# Что нужно сделать
a: Определите, соответствуют ли отрывку о польских эмигрантах следующие утверждения: (i) польская Депутация столкнулась с ограничениями французского Конвента 22 сентября 1795 года; (ii) председателем Депутации был Тадеуш Костюшко; (iii) эмигранты прежде всего обратили внимание на Англию. На каждое ответьте «да» или «нет» и приведите решающие слова отрывка в точной цитате.
b: Измените часть записей, которая начинается с самого начала записей и заканчивается строкой, содержащей «Itemize the components» (обе границы включительно). Замените в ней «axes» на «plot-area», остальное оставьте без изменений. Выведите только эту часть и без картинок.

# Исходный отрывок
•••••

Эмигранты обратили внимание прежде всего на Францию, которая обещала оказывать братскую помощь всем народам, пытавшимся добиться своей свободы. Поднимая польский вопрос, они думали, что Франция просто обязана выплатить долг благодарности за то, что раздел Польши отвлек внимание коалиции и предотвратил ее вторжение во Францию. Однако вскоре, когда 22 сентября 1795 года польская Депутация столкнулась с ограничениями французского Конвента, они поняли, насколько ошибались. И тогда Конвент из уст председателя Депутации Францишека Дмоховского услышал следующее: «Поляки взялись за оружие (имеется в виду восстание Костюшко) только в надежде на поддержку французов, торжественно объявивших себя друзьями свободных людей… И если они были разбиты, так как сражались только своими силами, то их усилия являлись полезными для Франции, поскольку стали отвлекающим маневром, который остановил силы коалиции и облегчил продвижение французских войск. Когда деспотизм все отнял у поляков, их имущество, родину, правительство и закон, у них ничего не осталось, кроме их сердца. Они ожидают, что Французская республика, следуя голосу собственных интересов и великодушия, использует свое мощное посредничество и своих многочисленных союзников, чтобы восстановить независимость Польши».

•••••

# Исходные записи

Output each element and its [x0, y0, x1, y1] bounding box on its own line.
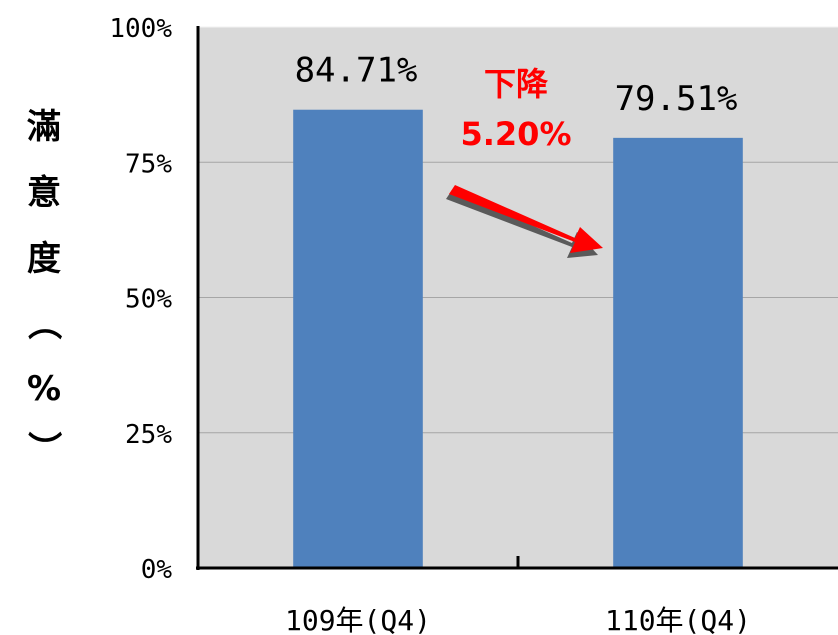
y-tick-label: 25% — [125, 420, 172, 450]
y-axis-label-char: 度 — [27, 239, 61, 279]
y-axis-label-char: % — [27, 369, 61, 409]
y-axis-label-char: 意 — [27, 173, 61, 213]
y-tick-label: 50% — [125, 285, 172, 315]
bar — [613, 137, 743, 569]
y-tick-label: 75% — [125, 149, 172, 179]
decrease-arrow — [446, 185, 603, 258]
y-axis-label-char: ） — [23, 431, 63, 465]
bar — [293, 109, 423, 568]
y-axis-label-char: 滿 — [27, 107, 61, 147]
y-tick-label: 100% — [109, 14, 172, 44]
data-label: 79.51% — [615, 79, 738, 119]
axes — [196, 26, 838, 570]
x-category-labels: 109年(Q4) 110年(Q4) — [285, 604, 751, 635]
y-tick-labels: 0% 25% 50% 75% 100% — [109, 14, 172, 585]
x-category-label: 109年(Q4) — [285, 604, 431, 635]
y-tick-label: 0% — [141, 555, 173, 585]
decrease-arrow-shape — [449, 185, 603, 253]
x-category-label: 110年(Q4) — [605, 604, 751, 635]
bars — [293, 109, 743, 569]
y-axis-label-char: （ — [23, 306, 63, 340]
decrease-annotation-label: 下降 — [484, 65, 549, 103]
y-axis-label: 滿意度 （% ） — [23, 107, 63, 465]
data-labels: 84.71% 79.51% — [295, 51, 738, 119]
decrease-annotation-value: 5.20% — [460, 115, 571, 153]
data-label: 84.71% — [295, 51, 418, 91]
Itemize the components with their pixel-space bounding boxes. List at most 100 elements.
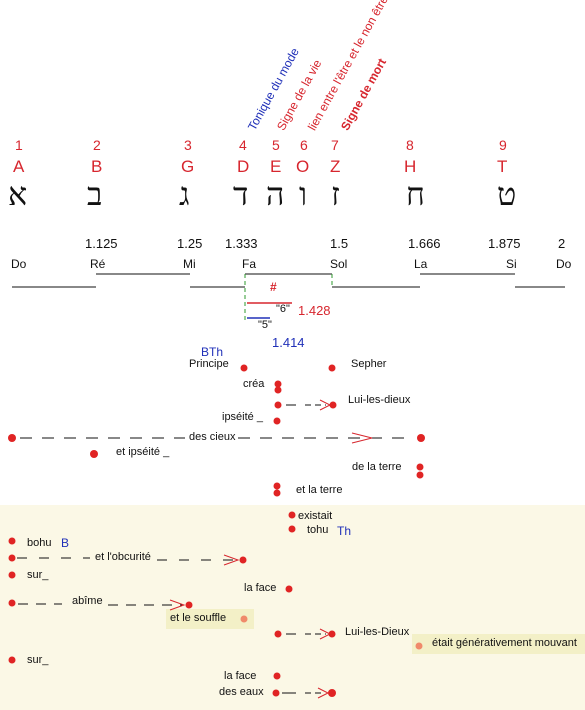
arrowhead-cieux [351, 432, 373, 444]
letter-number-4: 4 [239, 137, 247, 153]
ratio-si: 1.875 [488, 236, 521, 251]
word-th: Th [337, 524, 352, 538]
ratio-do-octave: 2 [558, 236, 566, 251]
word-principe: Principe [189, 358, 229, 370]
letter-number-9: 9 [499, 137, 507, 153]
dot-souffle [240, 615, 248, 623]
hebrew-letter-aleph: א [8, 175, 28, 213]
dot-et-terre-2 [273, 489, 281, 497]
word-abime: abîme [72, 595, 103, 607]
label-five: "5" [258, 319, 272, 331]
dot-abime-left [8, 599, 16, 607]
value-five: 1.414 [272, 335, 305, 350]
word-et-la-terre: et la terre [296, 484, 343, 496]
arrowhead-obscurite [223, 554, 240, 566]
word-des-eaux: des eaux [219, 686, 264, 698]
letter-number-8: 8 [406, 137, 414, 153]
dot-lui-source [274, 401, 282, 409]
latin-letter-g: G [181, 157, 195, 176]
highlight-etait [412, 634, 585, 654]
ratio-sol: 1.5 [330, 236, 349, 251]
dot-obscurite-left [8, 554, 16, 562]
hebrew-letter-bet: ב [87, 175, 103, 213]
highlight-et-le-souffle [166, 609, 254, 629]
word-de-la-terre: de la terre [352, 461, 402, 473]
hebrew-letter-vav: ו [299, 175, 308, 213]
dot-lui-target [329, 401, 337, 409]
dot-abime-right [185, 601, 193, 609]
note-si: Si [506, 257, 517, 271]
latin-letter-t: T [497, 157, 508, 176]
word-et-ipseite: et ipséité _ [116, 446, 170, 458]
dot-terre-2 [416, 471, 424, 479]
label-six: "6" [276, 303, 290, 315]
hebrew-letter-zayin: ז [331, 175, 340, 213]
hebrew-letter-het: ח [406, 175, 425, 213]
word-sepher: Sepher [351, 358, 387, 370]
note-do-octave: Do [556, 257, 572, 271]
dot-eaux-source [272, 689, 280, 697]
word-bth: BTh [201, 345, 224, 359]
dot-eaux-target [328, 689, 336, 697]
dot-terre-1 [416, 463, 424, 471]
dot-sepher [328, 364, 336, 372]
dot-etait [415, 642, 423, 650]
word-des-cieux: des cieux [189, 431, 236, 443]
word-tohu: tohu [307, 524, 329, 536]
ratio-re: 1.125 [85, 236, 118, 251]
dot-bohu [8, 537, 16, 545]
word-la-face-2: la face [224, 670, 257, 682]
word-existait: existait [298, 510, 333, 522]
ratio-la: 1.666 [408, 236, 441, 251]
word-lui-les-dieux-2: Lui-les-Dieux [345, 626, 410, 638]
note-fa: Fa [242, 257, 257, 271]
word-etait-generativement: était générativement mouvant [432, 637, 577, 649]
dot-principe [240, 364, 248, 372]
note-do: Do [11, 257, 27, 271]
word-crea: créa [243, 378, 265, 390]
hebrew-letter-tet: ט [497, 175, 517, 213]
dot-la-face-2 [273, 672, 281, 680]
ratio-fa: 1.333 [225, 236, 258, 251]
dot-sur-1 [8, 571, 16, 579]
latin-letter-o: O [296, 157, 310, 176]
arrowhead-abime [169, 599, 186, 611]
value-six: 1.428 [298, 303, 331, 318]
dot-et-terre-1 [273, 482, 281, 490]
word-b: B [61, 536, 70, 550]
dot-cieux-left [8, 434, 16, 442]
letter-number-6: 6 [300, 137, 308, 153]
word-bohu: bohu [27, 537, 52, 549]
word-sur-1: sur_ [27, 569, 49, 581]
letter-number-2: 2 [93, 137, 101, 153]
letter-number-5: 5 [272, 137, 280, 153]
latin-letter-a: A [13, 157, 25, 176]
dot-crea-2 [274, 386, 282, 394]
dot-la-face-1 [285, 585, 293, 593]
dot-lui2-target [328, 630, 336, 638]
hebrew-letter-dalet: ד [233, 175, 249, 213]
note-re: Ré [90, 257, 106, 271]
hebrew-letter-gimel: ג [179, 175, 190, 213]
word-obscurite: et l'obcurité [95, 551, 151, 563]
latin-letter-h: H [404, 157, 417, 176]
note-la: La [414, 257, 428, 271]
latin-letter-b: B [91, 157, 103, 176]
dot-sur-2 [8, 656, 16, 664]
dot-ipseite [273, 417, 281, 425]
letter-number-3: 3 [184, 137, 192, 153]
word-lui-les-dieux: Lui-les-dieux [348, 394, 411, 406]
dot-existait [288, 511, 296, 519]
ratio-mi: 1.25 [177, 236, 203, 251]
word-et-le-souffle: et le souffle [170, 612, 227, 624]
dot-obscurite-right [239, 556, 247, 564]
letter-number-1: 1 [15, 137, 23, 153]
note-sol: Sol [330, 257, 348, 271]
word-la-face-1: la face [244, 582, 277, 594]
dot-et-ipseite [90, 450, 98, 458]
dot-lui2-source [274, 630, 282, 638]
dot-tohu [288, 525, 296, 533]
latin-letter-z: Z [330, 157, 341, 176]
dot-cieux-right [417, 434, 425, 442]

•••••

# Результаты
a:
(i) Да: «когда 22 сентября 1795 года польская Депутация столкнулась с ограничениями французского Конвента».
(ii) Нет: «из уст председателя Депутации Францишека Дмоховского».
(iii) Нет: «Эмигранты обратили внимание прежде всего на Францию».

b:
Output each element and its [x0, y0, x1, y1] bounding box on its own line.
y-tick-label: 25% — [125, 420, 172, 450]
y-axis-label-char: 度 — [27, 239, 61, 279]
y-axis-label-char: % — [27, 369, 61, 409]
y-axis-label-char: 意 — [27, 173, 61, 213]
y-tick-label: 50% — [125, 285, 172, 315]
bar — [613, 137, 743, 569]
y-tick-label: 75% — [125, 149, 172, 179]
decrease-arrow — [446, 185, 603, 258]
y-axis-label-char: ） — [23, 431, 63, 465]
bar — [293, 109, 423, 568]
y-axis-label-char: 滿 — [27, 107, 61, 147]
y-tick-label: 100% — [109, 14, 172, 44]
data-label: 79.51% — [615, 79, 738, 119]
plot-area — [196, 26, 838, 570]
x-category-labels: 109年(Q4) 110年(Q4) — [285, 604, 751, 635]
y-tick-labels: 0% 25% 50% 75% 100% — [109, 14, 172, 585]
x-category-label: 109年(Q4) — [285, 604, 431, 635]
y-tick-label: 0% — [141, 555, 173, 585]
decrease-arrow-shape — [449, 185, 603, 253]
x-category-label: 110年(Q4) — [605, 604, 751, 635]
bars — [293, 109, 743, 569]
y-axis-label-char: （ — [23, 306, 63, 340]
decrease-annotation-label: 下降 — [484, 65, 549, 103]
y-axis-label: 滿意度 （% ） — [23, 107, 63, 465]
data-labels: 84.71% 79.51% — [295, 51, 738, 119]
decrease-annotation-value: 5.20% — [460, 115, 571, 153]
data-label: 84.71% — [295, 51, 418, 91]
Itemize the components with their pixel-space bounding boxes. List at most 100 elements.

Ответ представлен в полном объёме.